[Stored data]:
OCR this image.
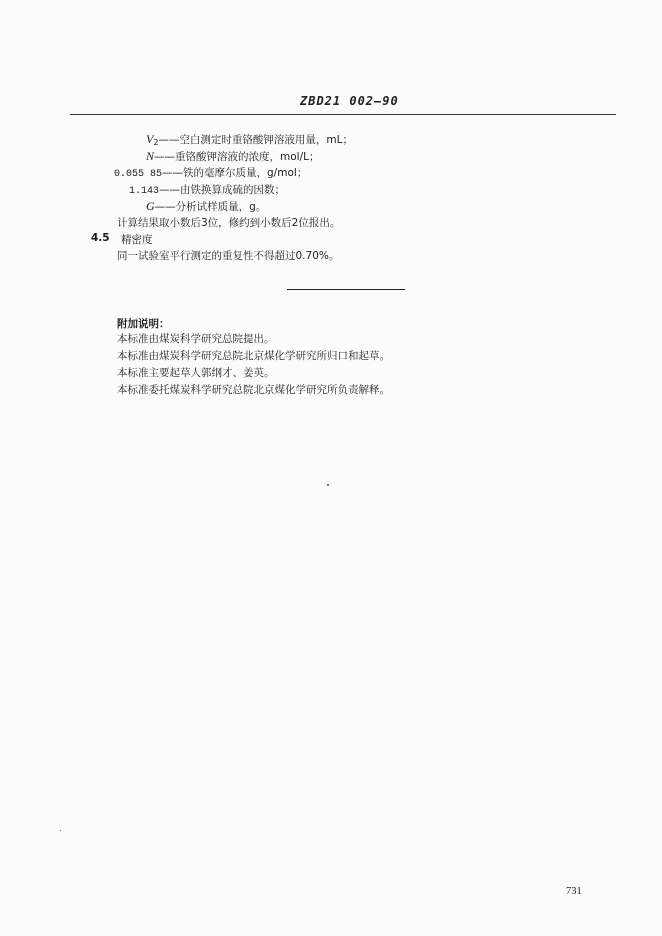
ZBD21 002—90
$V_2——$空白测定时重铬酸钾溶液用量，mL；
N——重铬酸钾溶液的浓度，mol/L；
0.055 85——铁的毫摩尔质量，g/mol；
1.143——由铁换算成硫的因数；
G——分析试样质量，g。
计算结果取小数后3位，修约到小数后2位报出。
4.5 精密度
同一试验室平行测定的重复性不得超过0.70%。
附加说明：
本标准由煤炭科学研究总院提出。
本标准由煤炭科学研究总院北京煤化学研究所归口和起草。
本标准主要起草人郭纲才、姜英。
本标准委托煤炭科学研究总院北京煤化学研究所负责解释。
731
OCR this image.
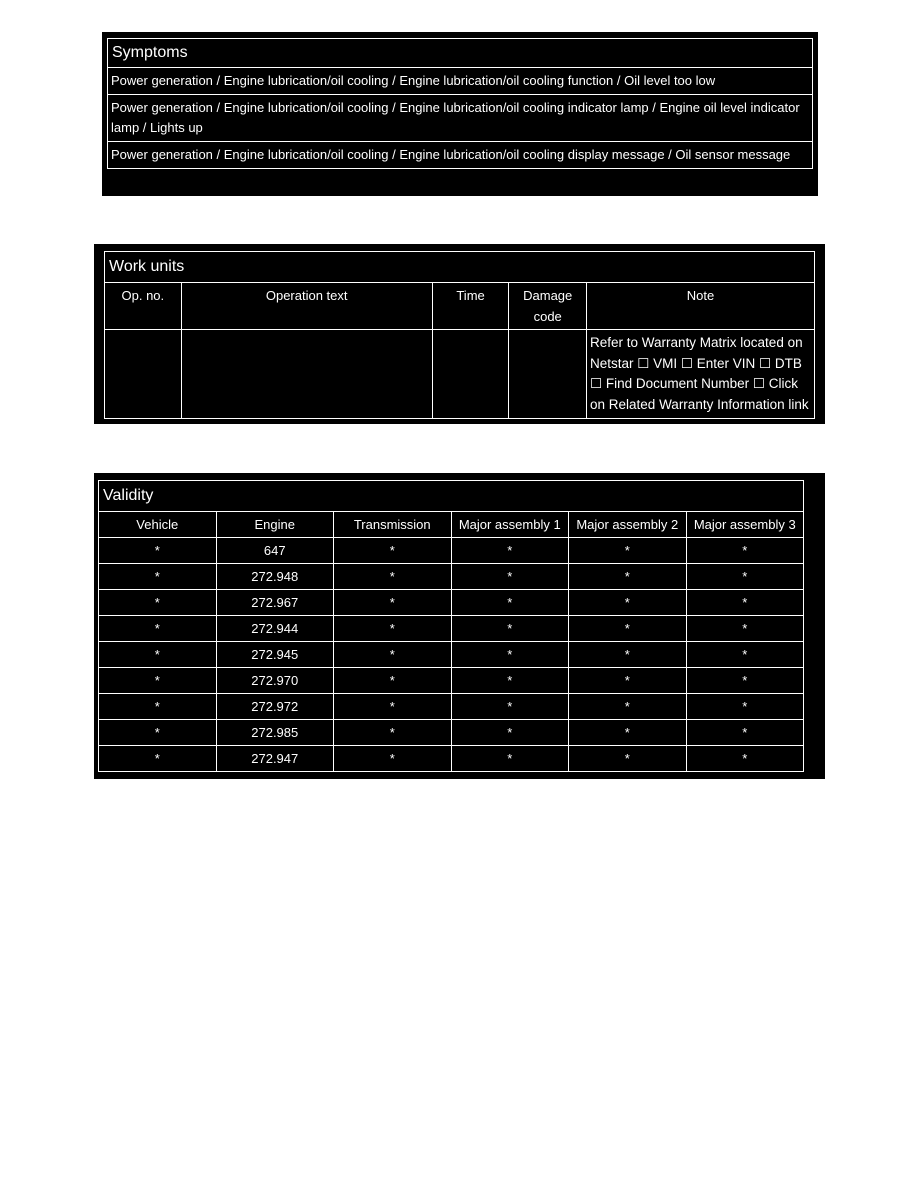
Symptoms
Power generation / Engine lubrication/oil cooling / Engine lubrication/oil cooling function / Oil level too low
Power generation / Engine lubrication/oil cooling / Engine lubrication/oil cooling indicator lamp / Engine oil level indicator lamp / Lights up
Power generation / Engine lubrication/oil cooling / Engine lubrication/oil cooling display message / Oil sensor message
Work units				
Op. no.	Operation text	Time	Damage code	Note
				Refer to Warranty Matrix located on Netstar ☐ VMI ☐ Enter VIN ☐ DTB ☐ Find Document Number ☐ Click on Related Warranty Information link
Validity					
Vehicle	Engine	Transmission	Major assembly 1	Major assembly 2	Major assembly 3
*	647	*	*	*	*
*	272.948	*	*	*	*
*	272.967	*	*	*	*
*	272.944	*	*	*	*
*	272.945	*	*	*	*
*	272.970	*	*	*	*
*	272.972	*	*	*	*
*	272.985	*	*	*	*
*	272.947	*	*	*	*
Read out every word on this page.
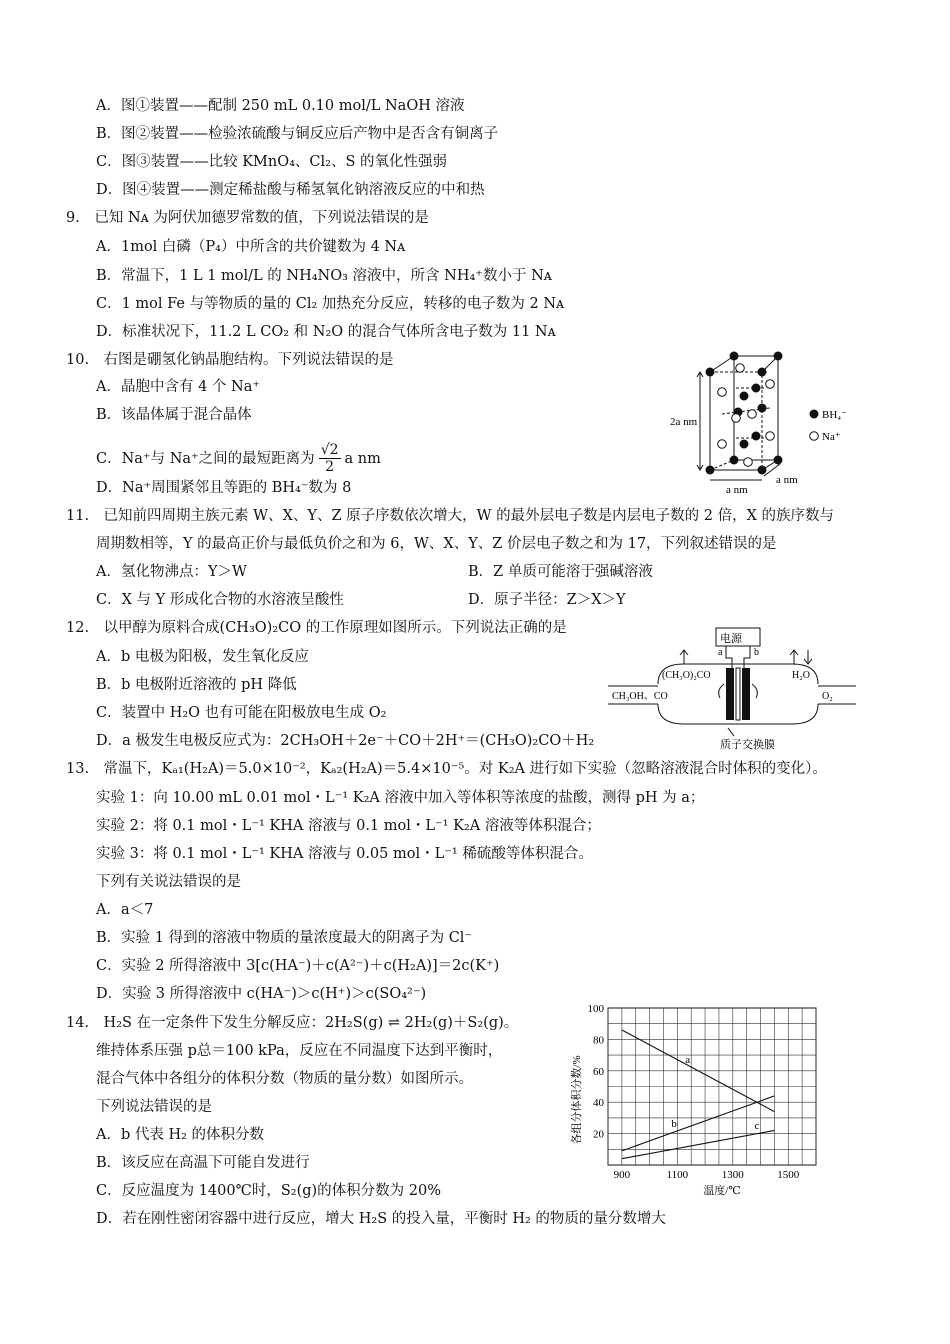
A．图①装置——配制 250 mL 0.10 mol/L NaOH 溶液
B．图②装置——检验浓硫酸与铜反应后产物中是否含有铜离子
C．图③装置——比较 KMnO₄、Cl₂、S 的氧化性强弱
D．图④装置——测定稀盐酸与稀氢氧化钠溶液反应的中和热
9.　已知 Nᴀ 为阿伏加德罗常数的值，下列说法错误的是
A．1mol 白磷（P₄）中所含的共价键数为 4 Nᴀ
B．常温下，1 L 1 mol/L 的 NH₄NO₃ 溶液中，所含 NH₄⁺数小于 Nᴀ
C．1 mol Fe 与等物质的量的 Cl₂ 加热充分反应，转移的电子数为 2 Nᴀ
D．标准状况下，11.2 L CO₂ 和 N₂O 的混合气体所含电子数为 11 Nᴀ
10.　右图是硼氢化钠晶胞结构。下列说法错误的是
A．晶胞中含有 4 个 Na⁺
B．该晶体属于混合晶体
C．Na⁺与 Na⁺之间的最短距离为 $\frac{√2}{2}$ a nm
D．Na⁺周围紧邻且等距的 BH₄⁻数为 8
2a nm
a nm
a nm
BH₄⁻
Na⁺
11.　已知前四周期主族元素 W、X、Y、Z 原子序数依次增大，W 的最外层电子数是内层电子数的 2 倍，X 的族序数与
周期数相等，Y 的最高正价与最低负价之和为 6，W、X、Y、Z 价层电子数之和为 17，下列叙述错误的是
A．氢化物沸点：Y＞W	B．Z 单质可能溶于强碱溶液
C．X 与 Y 形成化合物的水溶液呈酸性	D．原子半径：Z＞X＞Y
12.　以甲醇为原料合成(CH₃O)₂CO 的工作原理如图所示。下列说法正确的是
A．b 电极为阳极，发生氧化反应
B．b 电极附近溶液的 pH 降低
C．装置中 H₂O 也有可能在阳极放电生成 O₂
D．a 极发生电极反应式为：2CH₃OH＋2e⁻＋CO＋2H⁺＝(CH₃O)₂CO＋H₂
电源
a	b
(CH₃O)₂CO
CH₃OH、CO
H₂O
O₂
质子交换膜
13.　常温下，Kₐ₁(H₂A)＝5.0×10⁻²，Kₐ₂(H₂A)＝5.4×10⁻⁵。对 K₂A 进行如下实验（忽略溶液混合时体积的变化）。
实验 1：向 10.00 mL 0.01 mol・L⁻¹ K₂A 溶液中加入等体积等浓度的盐酸，测得 pH 为 a；
实验 2：将 0.1 mol・L⁻¹ KHA 溶液与 0.1 mol・L⁻¹ K₂A 溶液等体积混合；
实验 3：将 0.1 mol・L⁻¹ KHA 溶液与 0.05 mol・L⁻¹ 稀硫酸等体积混合。
下列有关说法错误的是
A．a＜7
B．实验 1 得到的溶液中物质的量浓度最大的阴离子为 Cl⁻
C．实验 2 所得溶液中 3[c(HA⁻)＋c(A²⁻)＋c(H₂A)]＝2c(K⁺)
D．实验 3 所得溶液中 c(HA⁻)＞c(H⁺)＞c(SO₄²⁻)
14.　H₂S 在一定条件下发生分解反应：2H₂S(g) ⇌ 2H₂(g)＋S₂(g)。
维持体系压强 p总＝100 kPa，反应在不同温度下达到平衡时，
混合气体中各组分的体积分数（物质的量分数）如图所示。
下列说法错误的是
A．b 代表 H₂ 的体积分数
B．该反应在高温下可能自发进行
C．反应温度为 1400℃时，S₂(g)的体积分数为 20%
D．若在刚性密闭容器中进行反应，增大 H₂S 的投入量，平衡时 H₂ 的物质的量分数增大
900	1100	1300	1500
20
40
60
80
100
a
b	c
各组分体积分数/%
温度/℃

[Goal of the exercise]:
Extract the entries in full, exactly as they are, minus the pictures.

[Exercise output]:
OCR this image.
ZBD21 002—90
$V_2——$空白测定时重铬酸钾溶液用量，mL；
N——重铬酸钾溶液的浓度，mol/L；
0.055 85——铁的毫摩尔质量，g/mol；
1.143——由铁换算成硫的因数；
G——分析试样质量，g。
计算结果取小数后3位，修约到小数后2位报出。
4.5 精密度
同一试验室平行测定的重复性不得超过0.70%。
附加说明：
本标准由煤炭科学研究总院提出。
本标准由煤炭科学研究总院北京煤化学研究所归口和起草。
本标准主要起草人郭纲才、姜英。
本标准委托煤炭科学研究总院北京煤化学研究所负责解释。
731
OCR this image.
Symptoms
Power generation / Engine lubrication/oil cooling / Engine lubrication/oil cooling function / Oil level too low
Power generation / Engine lubrication/oil cooling / Engine lubrication/oil cooling indicator lamp / Engine oil level indicator lamp / Lights up
Power generation / Engine lubrication/oil cooling / Engine lubrication/oil cooling display message / Oil sensor message
Work units				
Op. no.	Operation text	Time	Damage code	Note
				Refer to Warranty Matrix located on Netstar ☐ VMI ☐ Enter VIN ☐ DTB ☐ Find Document Number ☐ Click on Related Warranty Information link
Validity					
Vehicle	Engine	Transmission	Major assembly 1	Major assembly 2	Major assembly 3
*	647	*	*	*	*
*	272.948	*	*	*	*
*	272.967	*	*	*	*
*	272.944	*	*	*	*
*	272.945	*	*	*	*
*	272.970	*	*	*	*
*	272.972	*	*	*	*
*	272.985	*	*	*	*
*	272.947	*	*	*	*
Read out every word on this page.
A．图①装置——配制 250 mL 0.10 mol/L NaOH 溶液
B．图②装置——检验浓硫酸与铜反应后产物中是否含有铜离子
C．图③装置——比较 KMnO₄、Cl₂、S 的氧化性强弱
D．图④装置——测定稀盐酸与稀氢氧化钠溶液反应的中和热
9.　已知 Nᴀ 为阿伏加德罗常数的值，下列说法错误的是
A．1mol 白磷（P₄）中所含的共价键数为 4 Nᴀ
B．常温下，1 L 1 mol/L 的 NH₄NO₃ 溶液中，所含 NH₄⁺数小于 Nᴀ
C．1 mol Fe 与等物质的量的 Cl₂ 加热充分反应，转移的电子数为 2 Nᴀ
D．标准状况下，11.2 L CO₂ 和 N₂O 的混合气体所含电子数为 11 Nᴀ
10.　右图是硼氢化钠晶胞结构。下列说法错误的是
A．晶胞中含有 4 个 Na⁺
B．该晶体属于混合晶体
C．Na⁺与 Na⁺之间的最短距离为 $\frac{√2}{2}$ a nm
D．Na⁺周围紧邻且等距的 BH₄⁻数为 8
2a nm
a nm
a nm
BH₄⁻
Na⁺
11.　已知前四周期主族元素 W、X、Y、Z 原子序数依次增大，W 的最外层电子数是内层电子数的 2 倍，X 的族序数与
周期数相等，Y 的最高正价与最低负价之和为 6，W、X、Y、Z 价层电子数之和为 17，下列叙述错误的是
A．氢化物沸点：Y＞W	B．Z 单质可能溶于强碱溶液
C．X 与 Y 形成化合物的水溶液呈酸性	D．原子半径：Z＞X＞Y
12.　以甲醇为原料合成(CH₃O)₂CO 的工作原理如图所示。下列说法正确的是
A．b 电极为阳极，发生氧化反应
B．b 电极附近溶液的 pH 降低
C．装置中 H₂O 也有可能在阳极放电生成 O₂
D．a 极发生电极反应式为：2CH₃OH＋2e⁻＋CO＋2H⁺＝(CH₃O)₂CO＋H₂
电源
a	b
(CH₃O)₂CO
CH₃OH、CO
H₂O
O₂
质子交换膜
13.　常温下，Kₐ₁(H₂A)＝5.0×10⁻²，Kₐ₂(H₂A)＝5.4×10⁻⁵。对 K₂A 进行如下实验（忽略溶液混合时体积的变化）。
实验 1：向 10.00 mL 0.01 mol・L⁻¹ K₂A 溶液中加入等体积等浓度的盐酸，测得 pH 为 a；
实验 2：将 0.1 mol・L⁻¹ KHA 溶液与 0.1 mol・L⁻¹ K₂A 溶液等体积混合；
实验 3：将 0.1 mol・L⁻¹ KHA 溶液与 0.05 mol・L⁻¹ 稀硫酸等体积混合。
下列有关说法错误的是
A．a＜7
B．实验 1 得到的溶液中物质的量浓度最大的阴离子为 Cl⁻
C．实验 2 所得溶液中 3[c(HA⁻)＋c(A²⁻)＋c(H₂A)]＝2c(K⁺)
D．实验 3 所得溶液中 c(HA⁻)＞c(H⁺)＞c(SO₄²⁻)
14.　H₂S 在一定条件下发生分解反应：2H₂S(g) ⇌ 2H₂(g)＋S₂(g)。
维持体系压强 p总＝100 kPa，反应在不同温度下达到平衡时，
混合气体中各组分的体积分数（物质的量分数）如图所示。
下列说法错误的是
A．b 代表 H₂ 的体积分数
B．该反应在高温下可能自发进行
C．反应温度为 1400℃时，S₂(g)的体积分数为 20%
D．若在刚性密闭容器中进行反应，增大 H₂S 的投入量，平衡时 H₂ 的物质的量分数增大
900	1100	1300	1500
20
40
60
80
100
a
b	c
各组分体积分数/%
温度/℃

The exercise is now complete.